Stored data

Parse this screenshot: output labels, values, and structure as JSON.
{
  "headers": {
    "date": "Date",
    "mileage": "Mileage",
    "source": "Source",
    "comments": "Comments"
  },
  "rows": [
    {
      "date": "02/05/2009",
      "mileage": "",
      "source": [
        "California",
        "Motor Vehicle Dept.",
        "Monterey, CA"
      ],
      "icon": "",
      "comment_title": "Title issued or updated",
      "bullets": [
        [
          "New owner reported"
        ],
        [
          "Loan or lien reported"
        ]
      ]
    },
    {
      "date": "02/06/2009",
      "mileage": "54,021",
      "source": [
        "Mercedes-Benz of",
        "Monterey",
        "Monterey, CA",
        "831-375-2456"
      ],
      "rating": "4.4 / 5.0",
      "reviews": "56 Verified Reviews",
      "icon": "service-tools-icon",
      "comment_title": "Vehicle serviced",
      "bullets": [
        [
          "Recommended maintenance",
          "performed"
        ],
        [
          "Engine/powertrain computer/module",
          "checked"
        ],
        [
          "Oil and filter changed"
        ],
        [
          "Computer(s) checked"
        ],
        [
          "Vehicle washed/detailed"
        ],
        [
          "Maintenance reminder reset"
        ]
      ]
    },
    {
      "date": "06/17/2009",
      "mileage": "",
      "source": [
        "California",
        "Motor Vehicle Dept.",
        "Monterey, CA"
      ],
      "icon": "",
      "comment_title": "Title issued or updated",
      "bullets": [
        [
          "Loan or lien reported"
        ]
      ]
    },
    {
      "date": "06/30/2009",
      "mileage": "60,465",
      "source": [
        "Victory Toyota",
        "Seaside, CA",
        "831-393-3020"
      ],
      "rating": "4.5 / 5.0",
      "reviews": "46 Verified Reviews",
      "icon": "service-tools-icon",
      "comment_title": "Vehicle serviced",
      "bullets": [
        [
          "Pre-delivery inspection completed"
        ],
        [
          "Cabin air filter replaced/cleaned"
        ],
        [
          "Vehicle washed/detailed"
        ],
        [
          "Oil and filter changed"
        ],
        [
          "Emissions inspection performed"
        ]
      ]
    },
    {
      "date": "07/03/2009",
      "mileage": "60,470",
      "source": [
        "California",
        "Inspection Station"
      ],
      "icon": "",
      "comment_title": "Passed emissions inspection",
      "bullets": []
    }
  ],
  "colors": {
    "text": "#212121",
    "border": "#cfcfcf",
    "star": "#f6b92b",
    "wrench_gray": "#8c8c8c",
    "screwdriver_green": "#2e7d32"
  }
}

» **EXERCISE DETAILS**
Print the whole listing exactly as it is.

» **TASK OUTPUT**
Parse this screenshot: output labels, values, and structure as JSON.
{
  "headers": {
    "date": "Date",
    "mileage": "Mileage",
    "source": "Source",
    "comments": "Comments"
  },
  "rows": [
    {
      "date": "02/05/2009",
      "mileage": "",
      "source": [
        "California",
        "Motor Vehicle Dept.",
        "Monterey, CA"
      ],
      "icon": "",
      "comment_title": "Title issued or updated",
      "bullets": [
        [
          "New owner reported"
        ],
        [
          "Loan or lien reported"
        ]
      ]
    },
    {
      "date": "02/06/2009",
      "mileage": "54,021",
      "source": [
        "Mercedes-Benz of",
        "Monterey",
        "Monterey, CA",
        "831-375-2456"
      ],
      "rating": "4.4 / 5.0",
      "reviews": "56 Verified Reviews",
      "icon": "service-tools-icon",
      "comment_title": "Vehicle serviced",
      "bullets": [
        [
          "Recommended maintenance",
          "performed"
        ],
        [
          "Engine/powertrain computer/module",
          "checked"
        ],
        [
          "Oil and filter changed"
        ],
        [
          "Computer(s) checked"
        ],
        [
          "Vehicle washed/detailed"
        ],
        [
          "Maintenance reminder reset"
        ]
      ]
    },
    {
      "date": "06/17/2009",
      "mileage": "",
      "source": [
        "California",
        "Motor Vehicle Dept.",
        "Monterey, CA"
      ],
      "icon": "",
      "comment_title": "Title issued or updated",
      "bullets": [
        [
          "Loan or lien reported"
        ]
      ]
    },
    {
      "date": "06/30/2009",
      "mileage": "60,465",
      "source": [
        "Victory Toyota",
        "Seaside, CA",
        "831-393-3020"
      ],
      "rating": "4.5 / 5.0",
      "reviews": "46 Verified Reviews",
      "icon": "service-tools-icon",
      "comment_title": "Vehicle serviced",
      "bullets": [
        [
          "Pre-delivery inspection completed"
        ],
        [
          "Cabin air filter replaced/cleaned"
        ],
        [
          "Vehicle washed/detailed"
        ],
        [
          "Oil and filter changed"
        ],
        [
          "Emissions inspection performed"
        ]
      ]
    },
    {
      "date": "07/03/2009",
      "mileage": "60,470",
      "source": [
        "California",
        "Inspection Station"
      ],
      "icon": "",
      "comment_title": "Passed emissions inspection",
      "bullets": []
    }
  ],
  "colors": {
    "text": "#212121",
    "border": "#cfcfcf",
    "star": "#f6b92b",
    "wrench_gray": "#8c8c8c",
    "screwdriver_green": "#2e7d32"
  }
}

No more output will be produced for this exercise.